**Data supplied**
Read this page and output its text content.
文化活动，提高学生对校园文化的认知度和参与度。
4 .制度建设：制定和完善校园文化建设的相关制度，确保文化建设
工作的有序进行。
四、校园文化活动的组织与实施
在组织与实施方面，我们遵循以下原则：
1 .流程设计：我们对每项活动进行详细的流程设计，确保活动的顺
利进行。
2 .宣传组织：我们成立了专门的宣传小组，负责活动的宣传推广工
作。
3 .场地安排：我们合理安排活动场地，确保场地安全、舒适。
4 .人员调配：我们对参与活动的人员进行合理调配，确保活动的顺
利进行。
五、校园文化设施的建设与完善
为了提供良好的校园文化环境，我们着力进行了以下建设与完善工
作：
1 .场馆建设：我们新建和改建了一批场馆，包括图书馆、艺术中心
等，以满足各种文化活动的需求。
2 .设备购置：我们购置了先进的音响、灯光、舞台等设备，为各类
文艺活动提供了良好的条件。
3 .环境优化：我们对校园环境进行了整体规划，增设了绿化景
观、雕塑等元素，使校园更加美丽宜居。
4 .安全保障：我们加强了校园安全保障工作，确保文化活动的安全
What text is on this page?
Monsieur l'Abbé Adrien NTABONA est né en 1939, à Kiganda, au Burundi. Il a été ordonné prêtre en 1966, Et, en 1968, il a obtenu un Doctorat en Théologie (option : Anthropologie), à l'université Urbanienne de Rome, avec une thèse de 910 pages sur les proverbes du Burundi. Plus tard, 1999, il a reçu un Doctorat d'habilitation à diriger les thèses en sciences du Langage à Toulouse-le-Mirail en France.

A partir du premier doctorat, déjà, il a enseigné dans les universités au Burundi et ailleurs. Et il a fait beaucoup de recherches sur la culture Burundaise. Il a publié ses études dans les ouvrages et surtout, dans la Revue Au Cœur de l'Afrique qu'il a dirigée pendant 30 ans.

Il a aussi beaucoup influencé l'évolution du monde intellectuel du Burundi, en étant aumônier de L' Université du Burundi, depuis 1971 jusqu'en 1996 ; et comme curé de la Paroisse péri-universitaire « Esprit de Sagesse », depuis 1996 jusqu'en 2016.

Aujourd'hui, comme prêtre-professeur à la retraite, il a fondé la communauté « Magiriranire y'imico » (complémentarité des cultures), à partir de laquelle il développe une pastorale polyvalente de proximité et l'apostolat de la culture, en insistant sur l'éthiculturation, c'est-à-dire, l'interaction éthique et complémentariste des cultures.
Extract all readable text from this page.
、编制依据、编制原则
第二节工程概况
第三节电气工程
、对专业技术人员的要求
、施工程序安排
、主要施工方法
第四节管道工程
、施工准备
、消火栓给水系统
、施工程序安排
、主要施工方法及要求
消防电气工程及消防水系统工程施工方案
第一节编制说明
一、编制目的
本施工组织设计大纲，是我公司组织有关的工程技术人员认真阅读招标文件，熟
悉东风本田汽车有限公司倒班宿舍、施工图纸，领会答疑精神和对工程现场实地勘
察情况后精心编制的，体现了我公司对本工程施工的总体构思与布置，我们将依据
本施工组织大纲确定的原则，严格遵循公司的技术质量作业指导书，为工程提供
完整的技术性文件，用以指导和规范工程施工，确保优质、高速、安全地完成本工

**Your instructions**
Retype the records in full. Keep every line identical to the original.

**Exercise answer**
Read this page and output its text content.
文化活动，提高学生对校园文化的认知度和参与度。
4 .制度建设：制定和完善校园文化建设的相关制度，确保文化建设
工作的有序进行。
四、校园文化活动的组织与实施
在组织与实施方面，我们遵循以下原则：
1 .流程设计：我们对每项活动进行详细的流程设计，确保活动的顺
利进行。
2 .宣传组织：我们成立了专门的宣传小组，负责活动的宣传推广工
作。
3 .场地安排：我们合理安排活动场地，确保场地安全、舒适。
4 .人员调配：我们对参与活动的人员进行合理调配，确保活动的顺
利进行。
五、校园文化设施的建设与完善
为了提供良好的校园文化环境，我们着力进行了以下建设与完善工
作：
1 .场馆建设：我们新建和改建了一批场馆，包括图书馆、艺术中心
等，以满足各种文化活动的需求。
2 .设备购置：我们购置了先进的音响、灯光、舞台等设备，为各类
文艺活动提供了良好的条件。
3 .环境优化：我们对校园环境进行了整体规划，增设了绿化景
观、雕塑等元素，使校园更加美丽宜居。
4 .安全保障：我们加强了校园安全保障工作，确保文化活动的安全
What text is on this page?
Monsieur l'Abbé Adrien NTABONA est né en 1939, à Kiganda, au Burundi. Il a été ordonné prêtre en 1966, Et, en 1968, il a obtenu un Doctorat en Théologie (option : Anthropologie), à l'université Urbanienne de Rome, avec une thèse de 910 pages sur les proverbes du Burundi. Plus tard, 1999, il a reçu un Doctorat d'habilitation à diriger les thèses en sciences du Langage à Toulouse-le-Mirail en France.

A partir du premier doctorat, déjà, il a enseigné dans les universités au Burundi et ailleurs. Et il a fait beaucoup de recherches sur la culture Burundaise. Il a publié ses études dans les ouvrages et surtout, dans la Revue Au Cœur de l'Afrique qu'il a dirigée pendant 30 ans.

Il a aussi beaucoup influencé l'évolution du monde intellectuel du Burundi, en étant aumônier de L' Université du Burundi, depuis 1971 jusqu'en 1996 ; et comme curé de la Paroisse péri-universitaire « Esprit de Sagesse », depuis 1996 jusqu'en 2016.

Aujourd'hui, comme prêtre-professeur à la retraite, il a fondé la communauté « Magiriranire y'imico » (complémentarité des cultures), à partir de laquelle il développe une pastorale polyvalente de proximité et l'apostolat de la culture, en insistant sur l'éthiculturation, c'est-à-dire, l'interaction éthique et complémentariste des cultures.
Extract all readable text from this page.
、编制依据、编制原则
第二节工程概况
第三节电气工程
、对专业技术人员的要求
、施工程序安排
、主要施工方法
第四节管道工程
、施工准备
、消火栓给水系统
、施工程序安排
、主要施工方法及要求
消防电气工程及消防水系统工程施工方案
第一节编制说明
一、编制目的
本施工组织设计大纲，是我公司组织有关的工程技术人员认真阅读招标文件，熟
悉东风本田汽车有限公司倒班宿舍、施工图纸，领会答疑精神和对工程现场实地勘
察情况后精心编制的，体现了我公司对本工程施工的总体构思与布置，我们将依据
本施工组织大纲确定的原则，严格遵循公司的技术质量作业指导书，为工程提供
完整的技术性文件，用以指导和规范工程施工，确保优质、高速、安全地完成本工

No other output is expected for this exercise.